Description of the task
Each line below either holds the string "PGRN" or doesn't. Count those that do and give only the number.

Data to examine
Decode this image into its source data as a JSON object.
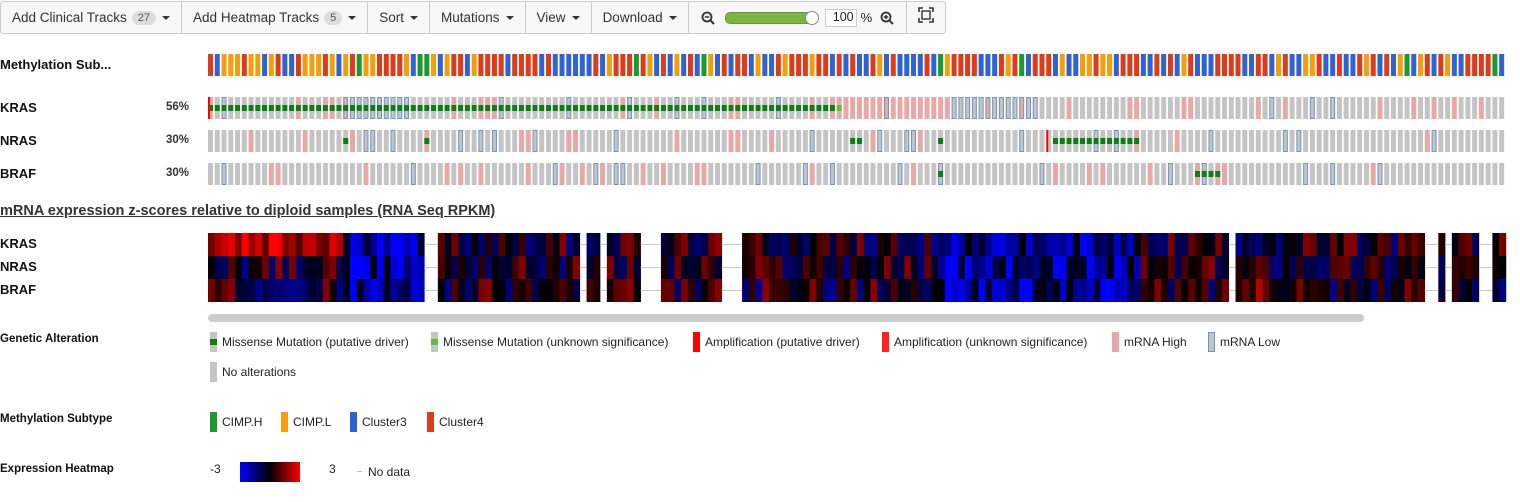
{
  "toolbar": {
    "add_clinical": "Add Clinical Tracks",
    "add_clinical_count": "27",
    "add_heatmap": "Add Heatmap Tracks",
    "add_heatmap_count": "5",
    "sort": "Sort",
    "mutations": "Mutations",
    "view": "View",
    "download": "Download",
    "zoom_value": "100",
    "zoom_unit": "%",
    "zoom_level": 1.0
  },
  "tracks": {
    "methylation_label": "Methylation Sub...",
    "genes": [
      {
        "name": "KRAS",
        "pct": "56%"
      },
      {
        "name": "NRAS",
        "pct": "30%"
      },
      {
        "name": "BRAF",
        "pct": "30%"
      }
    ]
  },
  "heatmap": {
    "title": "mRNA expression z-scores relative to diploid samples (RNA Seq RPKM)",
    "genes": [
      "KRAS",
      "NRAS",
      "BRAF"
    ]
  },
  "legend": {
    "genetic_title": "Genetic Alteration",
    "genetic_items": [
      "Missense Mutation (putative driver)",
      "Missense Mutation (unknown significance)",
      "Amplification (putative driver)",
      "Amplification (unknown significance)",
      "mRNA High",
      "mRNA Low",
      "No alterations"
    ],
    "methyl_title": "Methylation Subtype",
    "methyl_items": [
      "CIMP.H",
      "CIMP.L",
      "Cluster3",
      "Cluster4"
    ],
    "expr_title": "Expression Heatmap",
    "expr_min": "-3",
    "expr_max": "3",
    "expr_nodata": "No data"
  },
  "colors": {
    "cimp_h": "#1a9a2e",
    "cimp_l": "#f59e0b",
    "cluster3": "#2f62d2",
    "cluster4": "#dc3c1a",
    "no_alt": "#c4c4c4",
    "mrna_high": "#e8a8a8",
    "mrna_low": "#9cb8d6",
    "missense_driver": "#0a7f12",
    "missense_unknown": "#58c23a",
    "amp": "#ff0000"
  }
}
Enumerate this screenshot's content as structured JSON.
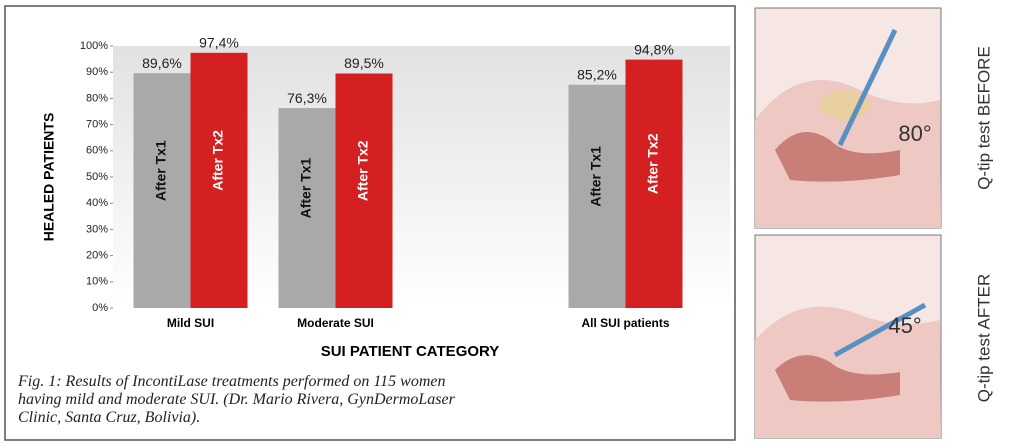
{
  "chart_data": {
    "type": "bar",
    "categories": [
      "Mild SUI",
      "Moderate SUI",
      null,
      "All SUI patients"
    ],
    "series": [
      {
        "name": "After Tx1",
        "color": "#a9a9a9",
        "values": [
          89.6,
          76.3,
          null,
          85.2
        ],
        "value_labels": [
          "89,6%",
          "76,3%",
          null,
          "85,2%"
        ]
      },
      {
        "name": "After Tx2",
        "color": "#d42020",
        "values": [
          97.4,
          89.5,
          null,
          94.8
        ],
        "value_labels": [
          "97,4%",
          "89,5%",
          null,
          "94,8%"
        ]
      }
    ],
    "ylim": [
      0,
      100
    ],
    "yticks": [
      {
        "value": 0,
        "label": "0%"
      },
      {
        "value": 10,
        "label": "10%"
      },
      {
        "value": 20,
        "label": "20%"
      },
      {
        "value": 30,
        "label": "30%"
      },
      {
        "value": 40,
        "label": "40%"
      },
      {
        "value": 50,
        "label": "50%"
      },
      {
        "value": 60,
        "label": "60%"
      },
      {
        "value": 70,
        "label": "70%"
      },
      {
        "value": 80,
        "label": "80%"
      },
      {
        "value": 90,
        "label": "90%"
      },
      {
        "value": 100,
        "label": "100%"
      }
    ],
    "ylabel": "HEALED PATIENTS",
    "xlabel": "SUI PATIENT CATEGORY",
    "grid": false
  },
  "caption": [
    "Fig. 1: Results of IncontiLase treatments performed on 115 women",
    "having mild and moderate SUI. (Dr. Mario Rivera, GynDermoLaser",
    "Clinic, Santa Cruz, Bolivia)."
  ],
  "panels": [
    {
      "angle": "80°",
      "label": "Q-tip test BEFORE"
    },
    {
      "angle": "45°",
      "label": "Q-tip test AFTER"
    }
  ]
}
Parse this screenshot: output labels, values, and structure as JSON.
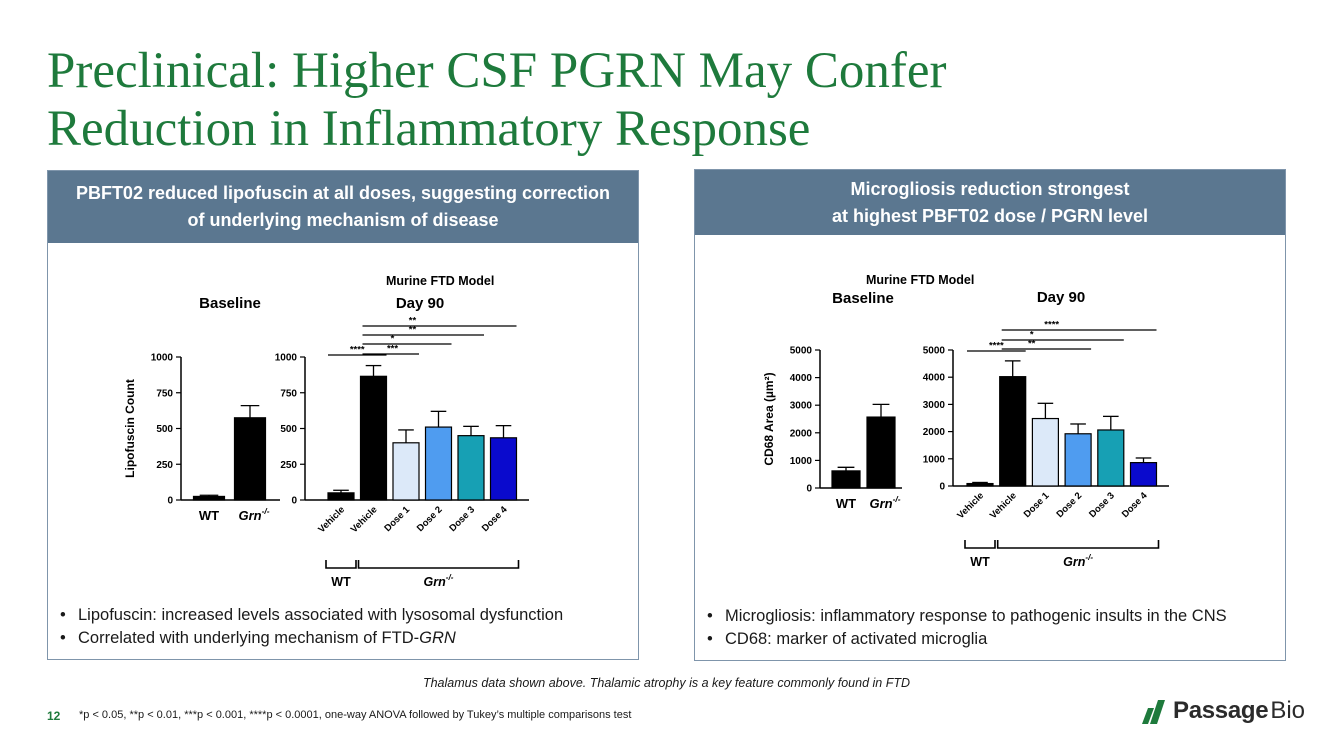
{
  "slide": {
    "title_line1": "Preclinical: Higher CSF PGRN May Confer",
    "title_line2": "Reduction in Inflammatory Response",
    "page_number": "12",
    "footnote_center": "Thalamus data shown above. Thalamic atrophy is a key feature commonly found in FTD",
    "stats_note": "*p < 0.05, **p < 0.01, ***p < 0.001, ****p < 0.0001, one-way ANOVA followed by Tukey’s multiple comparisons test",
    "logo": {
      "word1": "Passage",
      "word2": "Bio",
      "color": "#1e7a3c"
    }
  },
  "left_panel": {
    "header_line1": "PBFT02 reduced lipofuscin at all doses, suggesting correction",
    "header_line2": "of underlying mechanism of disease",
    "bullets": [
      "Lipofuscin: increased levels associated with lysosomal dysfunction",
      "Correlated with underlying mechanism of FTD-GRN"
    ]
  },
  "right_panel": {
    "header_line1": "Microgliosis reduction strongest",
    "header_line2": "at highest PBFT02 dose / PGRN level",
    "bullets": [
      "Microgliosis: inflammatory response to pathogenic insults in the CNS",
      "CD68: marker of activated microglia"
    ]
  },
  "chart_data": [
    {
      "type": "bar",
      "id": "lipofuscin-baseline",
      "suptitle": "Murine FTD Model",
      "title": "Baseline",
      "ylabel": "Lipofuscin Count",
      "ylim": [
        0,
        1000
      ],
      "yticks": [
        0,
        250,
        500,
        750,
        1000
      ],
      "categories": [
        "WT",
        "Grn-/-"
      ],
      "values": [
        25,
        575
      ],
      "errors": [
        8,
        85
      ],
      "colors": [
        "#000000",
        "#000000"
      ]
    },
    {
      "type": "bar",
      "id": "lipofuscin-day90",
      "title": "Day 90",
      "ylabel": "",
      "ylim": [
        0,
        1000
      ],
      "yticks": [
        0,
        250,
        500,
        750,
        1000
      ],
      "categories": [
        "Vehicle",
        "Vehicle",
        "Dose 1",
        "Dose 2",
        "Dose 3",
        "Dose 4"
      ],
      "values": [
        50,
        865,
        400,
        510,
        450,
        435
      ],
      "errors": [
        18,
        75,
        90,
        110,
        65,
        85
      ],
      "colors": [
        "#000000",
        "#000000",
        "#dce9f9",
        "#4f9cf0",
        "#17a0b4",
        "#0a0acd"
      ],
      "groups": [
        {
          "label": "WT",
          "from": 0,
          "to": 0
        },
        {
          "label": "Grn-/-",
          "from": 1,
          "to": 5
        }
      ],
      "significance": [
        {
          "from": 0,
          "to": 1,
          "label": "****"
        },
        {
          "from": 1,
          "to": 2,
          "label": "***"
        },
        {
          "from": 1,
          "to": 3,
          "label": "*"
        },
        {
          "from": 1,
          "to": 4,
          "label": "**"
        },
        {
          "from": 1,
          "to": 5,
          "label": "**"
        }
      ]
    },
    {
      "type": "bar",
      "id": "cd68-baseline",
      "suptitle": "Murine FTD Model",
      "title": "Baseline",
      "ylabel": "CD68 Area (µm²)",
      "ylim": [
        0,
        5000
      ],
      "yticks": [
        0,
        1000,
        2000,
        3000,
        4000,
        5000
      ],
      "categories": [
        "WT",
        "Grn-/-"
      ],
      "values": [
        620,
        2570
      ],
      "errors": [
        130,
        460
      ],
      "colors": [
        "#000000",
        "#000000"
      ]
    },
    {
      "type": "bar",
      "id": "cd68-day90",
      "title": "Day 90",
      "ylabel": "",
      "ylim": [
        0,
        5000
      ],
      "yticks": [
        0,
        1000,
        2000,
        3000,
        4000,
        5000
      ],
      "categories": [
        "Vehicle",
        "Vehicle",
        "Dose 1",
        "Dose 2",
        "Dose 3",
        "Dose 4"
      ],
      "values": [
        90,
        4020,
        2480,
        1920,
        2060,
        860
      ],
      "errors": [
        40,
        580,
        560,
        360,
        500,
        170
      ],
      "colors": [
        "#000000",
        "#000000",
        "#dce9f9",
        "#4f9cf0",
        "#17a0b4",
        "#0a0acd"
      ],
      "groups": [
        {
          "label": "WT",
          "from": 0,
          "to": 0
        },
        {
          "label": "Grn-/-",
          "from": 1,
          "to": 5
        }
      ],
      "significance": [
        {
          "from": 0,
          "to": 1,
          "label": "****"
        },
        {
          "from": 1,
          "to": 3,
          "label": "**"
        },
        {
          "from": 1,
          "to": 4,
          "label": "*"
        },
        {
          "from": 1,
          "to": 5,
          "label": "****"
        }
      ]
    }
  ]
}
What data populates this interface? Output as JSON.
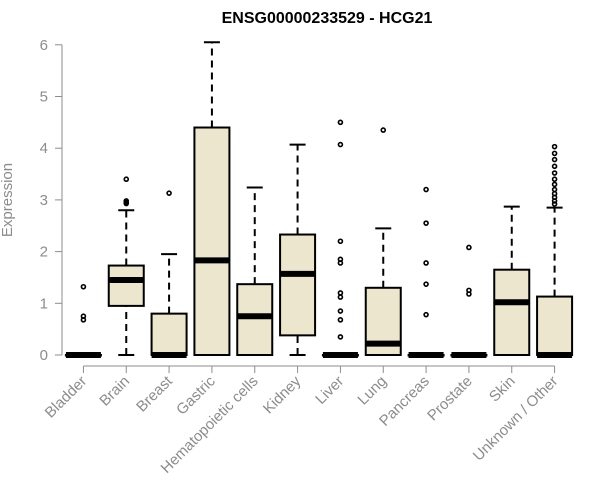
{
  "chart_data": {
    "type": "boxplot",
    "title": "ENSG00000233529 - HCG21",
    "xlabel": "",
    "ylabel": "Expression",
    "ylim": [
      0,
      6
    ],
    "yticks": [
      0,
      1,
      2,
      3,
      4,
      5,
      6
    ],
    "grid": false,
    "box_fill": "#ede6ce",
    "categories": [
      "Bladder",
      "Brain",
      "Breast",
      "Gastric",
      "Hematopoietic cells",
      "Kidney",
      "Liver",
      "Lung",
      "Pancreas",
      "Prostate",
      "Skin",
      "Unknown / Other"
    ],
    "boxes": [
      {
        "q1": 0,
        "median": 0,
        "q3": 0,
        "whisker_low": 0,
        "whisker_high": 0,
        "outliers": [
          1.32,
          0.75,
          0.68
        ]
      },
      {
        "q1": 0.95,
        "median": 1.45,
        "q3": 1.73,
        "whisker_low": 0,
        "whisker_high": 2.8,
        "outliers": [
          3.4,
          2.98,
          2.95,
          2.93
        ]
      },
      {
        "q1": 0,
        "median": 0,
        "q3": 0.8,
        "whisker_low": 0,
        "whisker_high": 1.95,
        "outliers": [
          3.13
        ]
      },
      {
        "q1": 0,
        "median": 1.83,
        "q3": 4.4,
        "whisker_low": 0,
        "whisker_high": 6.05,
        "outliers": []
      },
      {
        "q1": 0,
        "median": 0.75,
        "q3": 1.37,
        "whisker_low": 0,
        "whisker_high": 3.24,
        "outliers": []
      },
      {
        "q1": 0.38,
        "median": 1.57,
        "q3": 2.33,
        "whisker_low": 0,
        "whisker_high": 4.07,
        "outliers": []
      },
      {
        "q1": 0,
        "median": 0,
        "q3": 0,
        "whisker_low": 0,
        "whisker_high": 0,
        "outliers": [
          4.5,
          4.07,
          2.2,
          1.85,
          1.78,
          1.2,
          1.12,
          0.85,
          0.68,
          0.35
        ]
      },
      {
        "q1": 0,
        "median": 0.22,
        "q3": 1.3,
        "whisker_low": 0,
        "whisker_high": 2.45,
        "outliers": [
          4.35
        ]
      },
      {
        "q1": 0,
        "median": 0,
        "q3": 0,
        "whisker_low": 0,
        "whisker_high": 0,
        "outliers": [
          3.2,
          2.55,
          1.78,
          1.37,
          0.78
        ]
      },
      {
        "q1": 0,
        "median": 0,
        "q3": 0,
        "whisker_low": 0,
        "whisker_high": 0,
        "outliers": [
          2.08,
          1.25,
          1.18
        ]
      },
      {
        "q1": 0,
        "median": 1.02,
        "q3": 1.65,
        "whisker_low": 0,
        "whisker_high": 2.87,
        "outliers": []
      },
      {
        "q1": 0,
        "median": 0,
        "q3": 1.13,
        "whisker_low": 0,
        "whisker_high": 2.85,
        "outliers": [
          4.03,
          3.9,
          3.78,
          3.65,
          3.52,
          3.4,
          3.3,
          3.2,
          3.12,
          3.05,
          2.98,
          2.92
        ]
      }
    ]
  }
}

Reply
2